* _TASK PROMPT_: Using the records below, please work out how many lines contain "springframework"; answer with the number alone.

* _EXERCISE INPUT_:
* * * * * * * * *
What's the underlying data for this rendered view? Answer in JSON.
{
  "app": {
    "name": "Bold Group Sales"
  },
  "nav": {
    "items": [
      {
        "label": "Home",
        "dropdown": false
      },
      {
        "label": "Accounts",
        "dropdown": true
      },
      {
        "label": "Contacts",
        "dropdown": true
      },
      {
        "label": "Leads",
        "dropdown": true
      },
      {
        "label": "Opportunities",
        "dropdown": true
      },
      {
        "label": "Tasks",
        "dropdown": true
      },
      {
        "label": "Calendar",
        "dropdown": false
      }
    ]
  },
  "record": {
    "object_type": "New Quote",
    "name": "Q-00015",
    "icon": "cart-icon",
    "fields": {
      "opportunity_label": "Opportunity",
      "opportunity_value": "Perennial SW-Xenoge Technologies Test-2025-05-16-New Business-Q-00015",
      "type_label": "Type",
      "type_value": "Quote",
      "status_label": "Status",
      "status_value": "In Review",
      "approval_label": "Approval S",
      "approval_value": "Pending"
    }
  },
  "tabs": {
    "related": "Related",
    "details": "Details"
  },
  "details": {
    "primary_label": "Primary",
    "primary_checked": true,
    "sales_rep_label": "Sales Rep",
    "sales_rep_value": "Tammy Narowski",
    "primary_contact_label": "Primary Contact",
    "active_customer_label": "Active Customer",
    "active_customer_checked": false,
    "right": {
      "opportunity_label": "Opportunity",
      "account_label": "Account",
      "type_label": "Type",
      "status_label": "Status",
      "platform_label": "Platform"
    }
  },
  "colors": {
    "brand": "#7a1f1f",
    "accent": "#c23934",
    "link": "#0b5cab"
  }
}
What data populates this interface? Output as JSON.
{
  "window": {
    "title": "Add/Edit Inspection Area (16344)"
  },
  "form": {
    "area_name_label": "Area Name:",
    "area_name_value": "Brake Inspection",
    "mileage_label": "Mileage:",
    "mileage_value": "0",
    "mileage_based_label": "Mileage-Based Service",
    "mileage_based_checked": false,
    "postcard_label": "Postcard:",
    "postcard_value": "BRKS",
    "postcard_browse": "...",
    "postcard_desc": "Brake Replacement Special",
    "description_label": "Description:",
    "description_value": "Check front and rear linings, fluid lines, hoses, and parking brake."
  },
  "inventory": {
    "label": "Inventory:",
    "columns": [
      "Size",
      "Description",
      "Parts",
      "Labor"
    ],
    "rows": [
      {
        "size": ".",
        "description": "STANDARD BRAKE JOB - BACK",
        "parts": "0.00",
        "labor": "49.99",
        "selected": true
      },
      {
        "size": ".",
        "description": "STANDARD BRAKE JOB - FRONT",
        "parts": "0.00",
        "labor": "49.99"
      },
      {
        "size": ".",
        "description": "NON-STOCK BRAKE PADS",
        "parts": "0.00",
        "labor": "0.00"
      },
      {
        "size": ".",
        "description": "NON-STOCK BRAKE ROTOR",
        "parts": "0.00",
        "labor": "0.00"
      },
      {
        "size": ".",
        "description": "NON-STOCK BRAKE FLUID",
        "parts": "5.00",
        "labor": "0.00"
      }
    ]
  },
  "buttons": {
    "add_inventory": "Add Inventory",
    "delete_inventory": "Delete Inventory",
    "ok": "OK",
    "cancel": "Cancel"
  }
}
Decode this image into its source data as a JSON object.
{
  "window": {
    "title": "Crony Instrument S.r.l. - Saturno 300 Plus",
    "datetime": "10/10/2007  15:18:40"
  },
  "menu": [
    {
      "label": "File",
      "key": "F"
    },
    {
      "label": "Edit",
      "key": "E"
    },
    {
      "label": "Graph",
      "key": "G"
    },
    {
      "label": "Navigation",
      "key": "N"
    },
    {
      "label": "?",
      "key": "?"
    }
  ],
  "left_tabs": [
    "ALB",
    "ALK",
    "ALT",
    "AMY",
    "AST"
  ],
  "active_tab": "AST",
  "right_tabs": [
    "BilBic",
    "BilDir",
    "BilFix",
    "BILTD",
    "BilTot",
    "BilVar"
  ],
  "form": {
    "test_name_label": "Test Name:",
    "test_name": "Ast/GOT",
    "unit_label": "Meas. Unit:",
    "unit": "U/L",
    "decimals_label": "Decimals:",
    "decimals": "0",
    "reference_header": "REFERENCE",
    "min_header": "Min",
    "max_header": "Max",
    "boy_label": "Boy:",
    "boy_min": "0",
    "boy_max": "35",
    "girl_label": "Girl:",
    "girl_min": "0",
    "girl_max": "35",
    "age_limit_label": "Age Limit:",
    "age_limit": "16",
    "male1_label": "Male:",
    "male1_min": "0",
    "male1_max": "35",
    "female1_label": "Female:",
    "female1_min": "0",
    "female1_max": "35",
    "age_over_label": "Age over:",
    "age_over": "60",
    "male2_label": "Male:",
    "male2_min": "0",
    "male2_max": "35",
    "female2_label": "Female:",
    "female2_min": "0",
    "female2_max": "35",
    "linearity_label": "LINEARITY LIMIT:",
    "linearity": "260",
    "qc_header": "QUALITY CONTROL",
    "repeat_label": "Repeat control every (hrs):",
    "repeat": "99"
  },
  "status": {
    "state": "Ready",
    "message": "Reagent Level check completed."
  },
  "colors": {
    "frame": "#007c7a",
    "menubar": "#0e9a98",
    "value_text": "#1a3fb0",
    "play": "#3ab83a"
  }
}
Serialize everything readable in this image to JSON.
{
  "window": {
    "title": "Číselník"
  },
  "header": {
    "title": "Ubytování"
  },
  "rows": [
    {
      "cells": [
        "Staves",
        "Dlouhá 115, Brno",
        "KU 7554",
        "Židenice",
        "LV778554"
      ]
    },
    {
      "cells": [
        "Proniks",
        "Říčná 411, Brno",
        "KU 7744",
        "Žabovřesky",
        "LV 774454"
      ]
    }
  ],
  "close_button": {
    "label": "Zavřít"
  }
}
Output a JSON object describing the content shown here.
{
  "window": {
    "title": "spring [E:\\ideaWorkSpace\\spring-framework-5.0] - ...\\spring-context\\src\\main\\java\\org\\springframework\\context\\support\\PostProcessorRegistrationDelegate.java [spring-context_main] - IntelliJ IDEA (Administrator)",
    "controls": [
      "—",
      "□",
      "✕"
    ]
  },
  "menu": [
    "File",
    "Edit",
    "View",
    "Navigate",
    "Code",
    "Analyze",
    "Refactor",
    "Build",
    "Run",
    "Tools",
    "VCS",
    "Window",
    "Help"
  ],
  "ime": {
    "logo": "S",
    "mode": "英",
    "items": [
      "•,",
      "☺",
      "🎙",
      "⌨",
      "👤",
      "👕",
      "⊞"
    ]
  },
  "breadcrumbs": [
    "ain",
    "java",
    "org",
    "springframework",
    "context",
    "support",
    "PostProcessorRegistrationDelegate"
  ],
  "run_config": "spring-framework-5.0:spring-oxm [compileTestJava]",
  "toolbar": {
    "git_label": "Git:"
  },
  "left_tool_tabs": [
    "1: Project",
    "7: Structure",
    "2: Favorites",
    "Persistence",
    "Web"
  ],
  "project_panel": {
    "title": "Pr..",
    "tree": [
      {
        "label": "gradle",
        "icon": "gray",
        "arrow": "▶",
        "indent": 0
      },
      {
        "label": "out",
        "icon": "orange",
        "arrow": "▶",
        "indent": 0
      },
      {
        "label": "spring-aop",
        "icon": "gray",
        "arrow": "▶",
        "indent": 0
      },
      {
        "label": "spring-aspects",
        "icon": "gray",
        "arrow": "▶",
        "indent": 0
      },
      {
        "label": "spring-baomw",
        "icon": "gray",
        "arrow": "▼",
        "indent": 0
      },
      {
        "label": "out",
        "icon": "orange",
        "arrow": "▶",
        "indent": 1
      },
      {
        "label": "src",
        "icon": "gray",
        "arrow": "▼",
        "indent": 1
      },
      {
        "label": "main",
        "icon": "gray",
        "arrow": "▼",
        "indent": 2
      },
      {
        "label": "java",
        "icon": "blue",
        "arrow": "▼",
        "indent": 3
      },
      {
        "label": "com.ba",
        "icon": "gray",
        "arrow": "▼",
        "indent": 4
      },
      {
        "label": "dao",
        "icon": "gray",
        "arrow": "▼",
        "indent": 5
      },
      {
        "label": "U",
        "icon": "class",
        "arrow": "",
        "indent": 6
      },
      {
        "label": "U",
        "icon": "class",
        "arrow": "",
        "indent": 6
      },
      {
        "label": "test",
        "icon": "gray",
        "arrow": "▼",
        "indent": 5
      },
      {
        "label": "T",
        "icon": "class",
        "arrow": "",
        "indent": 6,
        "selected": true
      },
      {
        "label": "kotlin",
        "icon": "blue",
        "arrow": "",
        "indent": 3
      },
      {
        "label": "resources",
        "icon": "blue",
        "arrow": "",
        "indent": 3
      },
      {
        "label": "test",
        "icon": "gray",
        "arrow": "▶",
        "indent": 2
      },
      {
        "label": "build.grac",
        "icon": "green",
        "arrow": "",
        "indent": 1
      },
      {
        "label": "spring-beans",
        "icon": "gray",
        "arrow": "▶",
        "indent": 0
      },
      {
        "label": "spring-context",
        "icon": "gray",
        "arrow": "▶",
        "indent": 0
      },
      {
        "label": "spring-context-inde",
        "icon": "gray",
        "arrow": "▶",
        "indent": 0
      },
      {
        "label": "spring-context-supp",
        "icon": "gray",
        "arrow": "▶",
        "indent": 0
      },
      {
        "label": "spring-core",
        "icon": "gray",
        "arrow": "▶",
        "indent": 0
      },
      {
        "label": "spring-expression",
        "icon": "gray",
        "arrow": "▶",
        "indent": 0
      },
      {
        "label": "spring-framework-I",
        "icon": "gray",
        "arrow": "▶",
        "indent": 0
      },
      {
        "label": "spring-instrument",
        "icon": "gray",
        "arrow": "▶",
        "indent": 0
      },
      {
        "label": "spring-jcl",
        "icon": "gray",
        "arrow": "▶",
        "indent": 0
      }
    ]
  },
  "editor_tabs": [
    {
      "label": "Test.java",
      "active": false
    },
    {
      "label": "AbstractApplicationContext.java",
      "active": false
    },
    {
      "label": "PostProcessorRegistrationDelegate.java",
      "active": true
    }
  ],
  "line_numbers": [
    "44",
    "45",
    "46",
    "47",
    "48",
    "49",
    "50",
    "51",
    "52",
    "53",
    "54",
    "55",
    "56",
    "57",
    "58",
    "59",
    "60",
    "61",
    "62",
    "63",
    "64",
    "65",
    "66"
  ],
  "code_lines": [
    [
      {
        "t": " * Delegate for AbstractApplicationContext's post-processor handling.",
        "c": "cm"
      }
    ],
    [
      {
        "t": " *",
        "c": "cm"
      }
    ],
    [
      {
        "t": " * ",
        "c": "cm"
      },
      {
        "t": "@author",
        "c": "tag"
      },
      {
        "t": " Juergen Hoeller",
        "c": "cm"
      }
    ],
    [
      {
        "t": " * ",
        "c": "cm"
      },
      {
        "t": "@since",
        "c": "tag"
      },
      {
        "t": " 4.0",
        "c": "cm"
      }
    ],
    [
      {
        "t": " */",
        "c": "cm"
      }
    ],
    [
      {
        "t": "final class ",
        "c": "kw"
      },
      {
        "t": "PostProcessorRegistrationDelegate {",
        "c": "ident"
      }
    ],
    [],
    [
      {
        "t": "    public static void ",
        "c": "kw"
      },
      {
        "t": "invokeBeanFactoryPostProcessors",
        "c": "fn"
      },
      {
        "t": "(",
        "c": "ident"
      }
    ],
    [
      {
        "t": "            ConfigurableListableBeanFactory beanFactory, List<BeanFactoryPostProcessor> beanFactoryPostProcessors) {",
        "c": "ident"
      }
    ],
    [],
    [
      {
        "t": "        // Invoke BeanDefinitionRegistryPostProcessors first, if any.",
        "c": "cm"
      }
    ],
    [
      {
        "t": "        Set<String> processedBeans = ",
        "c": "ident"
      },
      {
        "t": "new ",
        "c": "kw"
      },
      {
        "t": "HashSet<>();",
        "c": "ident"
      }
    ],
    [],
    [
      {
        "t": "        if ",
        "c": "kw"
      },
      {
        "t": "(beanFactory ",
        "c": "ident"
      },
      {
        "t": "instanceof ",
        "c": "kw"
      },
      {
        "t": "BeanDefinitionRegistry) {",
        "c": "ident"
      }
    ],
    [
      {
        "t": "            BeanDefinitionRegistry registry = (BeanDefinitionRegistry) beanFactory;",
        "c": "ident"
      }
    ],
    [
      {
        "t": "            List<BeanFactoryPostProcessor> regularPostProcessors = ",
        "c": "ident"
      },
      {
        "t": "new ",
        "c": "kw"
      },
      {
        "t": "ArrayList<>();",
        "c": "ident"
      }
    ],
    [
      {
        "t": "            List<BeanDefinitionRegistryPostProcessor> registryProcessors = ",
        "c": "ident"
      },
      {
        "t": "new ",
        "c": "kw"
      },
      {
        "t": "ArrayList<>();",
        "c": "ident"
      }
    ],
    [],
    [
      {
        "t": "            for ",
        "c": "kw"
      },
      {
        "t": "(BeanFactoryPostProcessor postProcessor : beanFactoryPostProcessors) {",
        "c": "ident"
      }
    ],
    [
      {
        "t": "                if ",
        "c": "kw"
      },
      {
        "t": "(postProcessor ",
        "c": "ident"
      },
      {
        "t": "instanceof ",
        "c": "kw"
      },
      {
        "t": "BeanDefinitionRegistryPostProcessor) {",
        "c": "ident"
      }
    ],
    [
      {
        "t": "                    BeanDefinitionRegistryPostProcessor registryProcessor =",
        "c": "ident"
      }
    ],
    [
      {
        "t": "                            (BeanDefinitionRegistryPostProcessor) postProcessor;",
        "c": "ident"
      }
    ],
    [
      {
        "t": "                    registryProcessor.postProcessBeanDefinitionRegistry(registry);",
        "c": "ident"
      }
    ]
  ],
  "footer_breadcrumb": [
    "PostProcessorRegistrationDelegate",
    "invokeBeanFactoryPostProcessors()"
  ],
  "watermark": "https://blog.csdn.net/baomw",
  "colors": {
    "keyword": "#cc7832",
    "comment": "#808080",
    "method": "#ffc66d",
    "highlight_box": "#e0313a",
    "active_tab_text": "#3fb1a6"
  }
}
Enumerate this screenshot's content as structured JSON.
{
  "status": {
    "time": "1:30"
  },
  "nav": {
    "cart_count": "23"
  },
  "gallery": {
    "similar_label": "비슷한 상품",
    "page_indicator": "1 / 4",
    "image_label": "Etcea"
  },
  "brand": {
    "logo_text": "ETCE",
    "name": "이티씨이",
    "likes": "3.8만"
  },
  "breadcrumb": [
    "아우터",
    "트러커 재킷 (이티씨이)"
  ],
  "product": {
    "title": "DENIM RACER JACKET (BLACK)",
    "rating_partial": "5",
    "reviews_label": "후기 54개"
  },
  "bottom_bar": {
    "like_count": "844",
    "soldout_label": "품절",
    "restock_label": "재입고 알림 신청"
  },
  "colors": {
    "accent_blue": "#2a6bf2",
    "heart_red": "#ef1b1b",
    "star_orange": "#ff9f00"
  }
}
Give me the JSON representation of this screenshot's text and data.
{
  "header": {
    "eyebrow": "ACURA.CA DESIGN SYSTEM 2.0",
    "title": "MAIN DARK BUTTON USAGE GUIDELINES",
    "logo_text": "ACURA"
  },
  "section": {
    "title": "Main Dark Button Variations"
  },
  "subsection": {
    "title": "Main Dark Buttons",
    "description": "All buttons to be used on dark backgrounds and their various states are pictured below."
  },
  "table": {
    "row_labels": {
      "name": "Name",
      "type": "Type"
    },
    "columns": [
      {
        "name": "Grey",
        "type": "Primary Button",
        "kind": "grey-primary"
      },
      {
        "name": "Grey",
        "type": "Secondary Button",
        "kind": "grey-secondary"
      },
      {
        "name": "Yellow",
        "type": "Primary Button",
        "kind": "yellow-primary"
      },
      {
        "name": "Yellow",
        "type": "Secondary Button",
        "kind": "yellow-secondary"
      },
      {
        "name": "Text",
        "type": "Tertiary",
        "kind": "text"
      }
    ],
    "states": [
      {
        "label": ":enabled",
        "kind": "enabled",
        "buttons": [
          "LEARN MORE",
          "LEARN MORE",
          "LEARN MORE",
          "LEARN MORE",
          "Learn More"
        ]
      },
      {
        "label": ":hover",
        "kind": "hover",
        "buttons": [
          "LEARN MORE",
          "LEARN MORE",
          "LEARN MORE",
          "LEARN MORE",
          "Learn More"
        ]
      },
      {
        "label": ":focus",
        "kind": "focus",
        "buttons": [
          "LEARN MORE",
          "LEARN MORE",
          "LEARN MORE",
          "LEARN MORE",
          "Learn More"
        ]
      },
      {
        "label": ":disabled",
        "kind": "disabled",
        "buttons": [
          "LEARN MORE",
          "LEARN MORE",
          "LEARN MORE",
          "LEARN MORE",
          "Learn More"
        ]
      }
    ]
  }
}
* * * * * * * * *
* _THE COMPLETED TASK_: 2